▶ **Textauszug**:
Päpstlicher Hausprediger: „Was ist Wahrheit?“

Im Petersdom waren wie zu früheren Jahren viele Gläubige zur Karfreitagsliturgie mit dem Papst gekommen. Sein predigender Kardinal Raniero Cantalamessa ging auf die Bedeutung der Wahrheit ein, ausgehend von der Debatte über Religion und Wissenschaft.

Mario Galgano – Vatikanstadt

In einer von Stille und Ernst geprägten Feier gedachten Papst Franziskus und rund 3.500 Gläubige am Karfreitag im Petersdom des Todes Jesu. Zu Beginn der Feier betete der Papst stehend still vor dem Hauptaltar. Wegen seines Knie- und Hüftleidens verzichtete der Papst darauf, sich wie in der Liturgie an dieser Stelle vorgesehen auf dem Boden auszustrecken.Im Mittelpunkt des Karfreitags steht die Erinnerung an das Leiden Jesu und seinen Tod am Kreuz. Eine Eucharistiefeier fand an diesem Tag nach katholischer Tradition nicht statt.

Alles beginne mit der Frage des Pilatus: „Bist du der König der Juden?“ Indem Jesus erklärt, König zu sein, setze er sich dem Tod aus, sage aber nur die Wahrheit, erläuterte der päpstliche Hausprediger Cantalamessa bei der Karfreitagsliturgie im Petersdom. Papst Franziskus hat am Karfreitag des Todes Jesu gedacht.

Der Prediger des Papstes, Kardinal Raniero Cantalamessa, wies in seiner Ansprache darauf hin, wie aktuell diese Seite des Evangeliums sei, in der der Dialog zwischen Pilatus und Jesus beschrieben wird. Auch heute, wie in der Vergangenheit, höre der Mensch nicht auf, sich zu fragen, was Wahrheit sei. „Aber wie Pilatus wendet er sich abgelenkt von dem ab, der sagte: ,Ich bin in die Welt gekommen, um für die Wahrheit Zeugnis abzulegen´ und ,Ich bin die Wahrheit!´ (Joh 14,6)“, so Cantalamessa.

▶ **Aufgaben**:
1. Schreib den Bericht über die Karfreitagspredigt von „Alles beginne mit“ bis einschließlich „Todes Jesu gedacht.“ noch einmal ab und ersetze dabei „Karfreitagsliturgie“ durch „Karfreitagsfeier“.
2. Führe den Bericht über die Karfreitagspredigt im Anschluss an seinen letzten Satz weiter.

▶ **Datenauszug**:
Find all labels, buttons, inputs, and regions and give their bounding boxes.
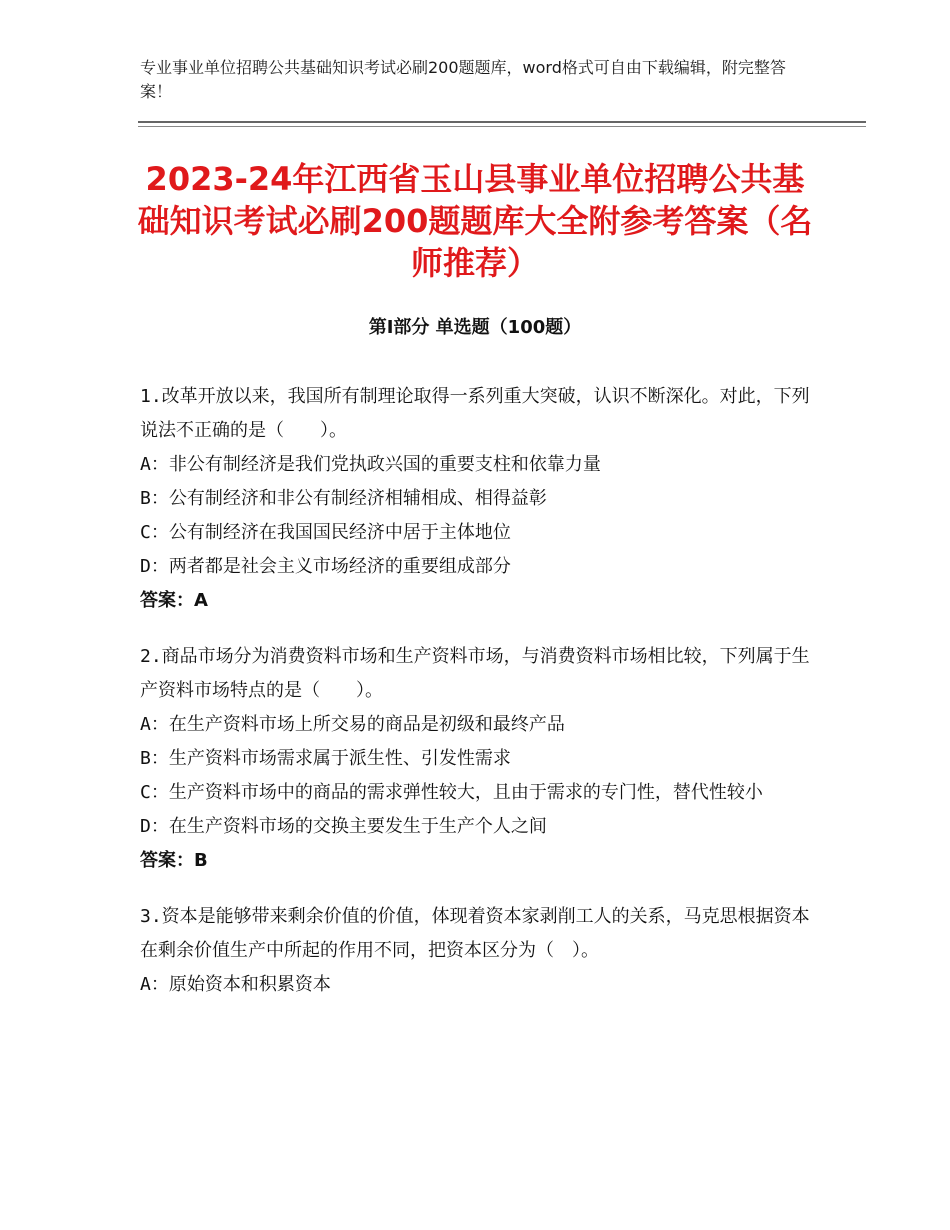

▶ **Antworten je Aufgabe**:
1.
Alles beginne mit der Frage des Pilatus: „Bist du der König der Juden?“ Indem Jesus erklärt, König zu sein, setze er sich dem Tod aus, sage aber nur die Wahrheit, erläuterte der päpstliche Hausprediger Cantalamessa bei der Karfreitagsfeier im Petersdom. Papst Franziskus hat am Karfreitag des Todes Jesu gedacht.

2.
Ohne das der Name Jesu jemals erwähnt wird

Über das Internet habe er unzählige Debatten über Religion und Wissenschaft, über Glauben und Atheismus verfolgt. Eines habe ihn dabei beeindruckt: „Stunden um Stunden des Dialogs, ohne dass der Name Jesu jemals erwähnt wird. Und wenn die gläubige Seite es manchmal wagte, ihn zu nennen und auf die Tatsache seiner Auferstehung von den Toten hinzuweisen, so versuchte man sofort, die Rede als nicht sachdienlich abzuschließen“, erläuterte Cantalamessa. So werde das Wort „Gott“ zu einem leeren Behälter, den jeder nach Belieben füllen könne. Aber gerade deshalb habe sich Gott bemüht, seinem Namen selbst Inhalt zu geben: „Die Wahrheit ist Fleisch geworden! Daher das harte Bemühen, Jesus aus der Rede über Gott herauszuhalten: Er nimmt dem menschlichen Stolz jeden Vorwand, um zu entscheiden, was Gott ist!“

Dann zitierte er den englischen Schriftsteller John Ronald Tolkien von „Der Herr der Ringe“, der in einem Brief an seinen Sohn schrieb, dass es eines erstaunlichen Willens bedarf, nicht zu glauben, dass Jesus nie existiert habe oder dass er nicht die Worte gesagt habe, die ihm zugeschrieben würden. „Die einzige Alternative zur Wahrheit Christi, so fügte der Verfasser hinzu, bestehe darin, dass es sich um einen ,Fall von Größenwahnsinn und einem gigantischen Betrug´ handele. Aber könnte ein solcher Fall zwanzig Jahrhunderte scharfer historischer und philosophischer Kritik standhalten und die Früchte hervorbringen, die er hervorgebracht hat?“, fragte Cantalamessa.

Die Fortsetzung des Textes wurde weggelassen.